EXTRACTED INFORMATION ▸

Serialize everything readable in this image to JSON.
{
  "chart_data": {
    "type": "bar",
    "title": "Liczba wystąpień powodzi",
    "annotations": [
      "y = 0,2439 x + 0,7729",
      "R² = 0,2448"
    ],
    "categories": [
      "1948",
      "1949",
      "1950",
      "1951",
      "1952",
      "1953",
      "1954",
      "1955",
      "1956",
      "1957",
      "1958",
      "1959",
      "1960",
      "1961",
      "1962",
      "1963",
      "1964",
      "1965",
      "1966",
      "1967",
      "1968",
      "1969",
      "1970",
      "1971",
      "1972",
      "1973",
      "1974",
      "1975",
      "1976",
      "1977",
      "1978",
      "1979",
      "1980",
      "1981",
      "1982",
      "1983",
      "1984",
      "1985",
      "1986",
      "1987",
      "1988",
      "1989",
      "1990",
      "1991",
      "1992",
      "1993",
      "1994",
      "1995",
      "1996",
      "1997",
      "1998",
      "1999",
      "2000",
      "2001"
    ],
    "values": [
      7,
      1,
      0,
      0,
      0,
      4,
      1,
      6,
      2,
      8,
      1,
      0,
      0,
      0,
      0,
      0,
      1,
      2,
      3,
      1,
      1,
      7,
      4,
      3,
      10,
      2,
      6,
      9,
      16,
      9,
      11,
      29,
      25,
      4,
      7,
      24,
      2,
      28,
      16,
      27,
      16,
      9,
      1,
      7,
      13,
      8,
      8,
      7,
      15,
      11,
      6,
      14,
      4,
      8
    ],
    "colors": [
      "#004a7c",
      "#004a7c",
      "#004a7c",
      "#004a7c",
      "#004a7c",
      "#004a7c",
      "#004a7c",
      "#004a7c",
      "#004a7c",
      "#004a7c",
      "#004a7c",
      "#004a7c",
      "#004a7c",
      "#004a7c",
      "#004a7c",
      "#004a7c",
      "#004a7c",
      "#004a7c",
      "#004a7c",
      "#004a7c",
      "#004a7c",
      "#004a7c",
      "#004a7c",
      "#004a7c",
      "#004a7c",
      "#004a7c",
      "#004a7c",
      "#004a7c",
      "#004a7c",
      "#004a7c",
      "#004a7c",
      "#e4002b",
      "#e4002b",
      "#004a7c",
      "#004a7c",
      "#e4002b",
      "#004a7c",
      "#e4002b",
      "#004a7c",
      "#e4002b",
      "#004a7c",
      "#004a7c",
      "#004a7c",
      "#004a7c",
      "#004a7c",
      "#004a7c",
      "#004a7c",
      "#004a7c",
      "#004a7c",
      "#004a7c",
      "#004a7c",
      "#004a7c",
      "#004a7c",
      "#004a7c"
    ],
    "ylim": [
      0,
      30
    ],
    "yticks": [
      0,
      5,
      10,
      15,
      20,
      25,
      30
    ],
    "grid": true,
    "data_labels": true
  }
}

AIM OF THE TASK ▸ Your task is to reproduce the whole listing exactly.

RESULT ▸
Serialize everything readable in this image to JSON.
{
  "chart_data": {
    "type": "bar",
    "title": "Liczba wystąpień powodzi",
    "annotations": [
      "y = 0,2439 x + 0,7729",
      "R² = 0,2448"
    ],
    "categories": [
      "1948",
      "1949",
      "1950",
      "1951",
      "1952",
      "1953",
      "1954",
      "1955",
      "1956",
      "1957",
      "1958",
      "1959",
      "1960",
      "1961",
      "1962",
      "1963",
      "1964",
      "1965",
      "1966",
      "1967",
      "1968",
      "1969",
      "1970",
      "1971",
      "1972",
      "1973",
      "1974",
      "1975",
      "1976",
      "1977",
      "1978",
      "1979",
      "1980",
      "1981",
      "1982",
      "1983",
      "1984",
      "1985",
      "1986",
      "1987",
      "1988",
      "1989",
      "1990",
      "1991",
      "1992",
      "1993",
      "1994",
      "1995",
      "1996",
      "1997",
      "1998",
      "1999",
      "2000",
      "2001"
    ],
    "values": [
      7,
      1,
      0,
      0,
      0,
      4,
      1,
      6,
      2,
      8,
      1,
      0,
      0,
      0,
      0,
      0,
      1,
      2,
      3,
      1,
      1,
      7,
      4,
      3,
      10,
      2,
      6,
      9,
      16,
      9,
      11,
      29,
      25,
      4,
      7,
      24,
      2,
      28,
      16,
      27,
      16,
      9,
      1,
      7,
      13,
      8,
      8,
      7,
      15,
      11,
      6,
      14,
      4,
      8
    ],
    "colors": [
      "#004a7c",
      "#004a7c",
      "#004a7c",
      "#004a7c",
      "#004a7c",
      "#004a7c",
      "#004a7c",
      "#004a7c",
      "#004a7c",
      "#004a7c",
      "#004a7c",
      "#004a7c",
      "#004a7c",
      "#004a7c",
      "#004a7c",
      "#004a7c",
      "#004a7c",
      "#004a7c",
      "#004a7c",
      "#004a7c",
      "#004a7c",
      "#004a7c",
      "#004a7c",
      "#004a7c",
      "#004a7c",
      "#004a7c",
      "#004a7c",
      "#004a7c",
      "#004a7c",
      "#004a7c",
      "#004a7c",
      "#e4002b",
      "#e4002b",
      "#004a7c",
      "#004a7c",
      "#e4002b",
      "#004a7c",
      "#e4002b",
      "#004a7c",
      "#e4002b",
      "#004a7c",
      "#004a7c",
      "#004a7c",
      "#004a7c",
      "#004a7c",
      "#004a7c",
      "#004a7c",
      "#004a7c",
      "#004a7c",
      "#004a7c",
      "#004a7c",
      "#004a7c",
      "#004a7c",
      "#004a7c"
    ],
    "ylim": [
      0,
      30
    ],
    "yticks": [
      0,
      5,
      10,
      15,
      20,
      25,
      30
    ],
    "grid": true,
    "data_labels": true
  }
}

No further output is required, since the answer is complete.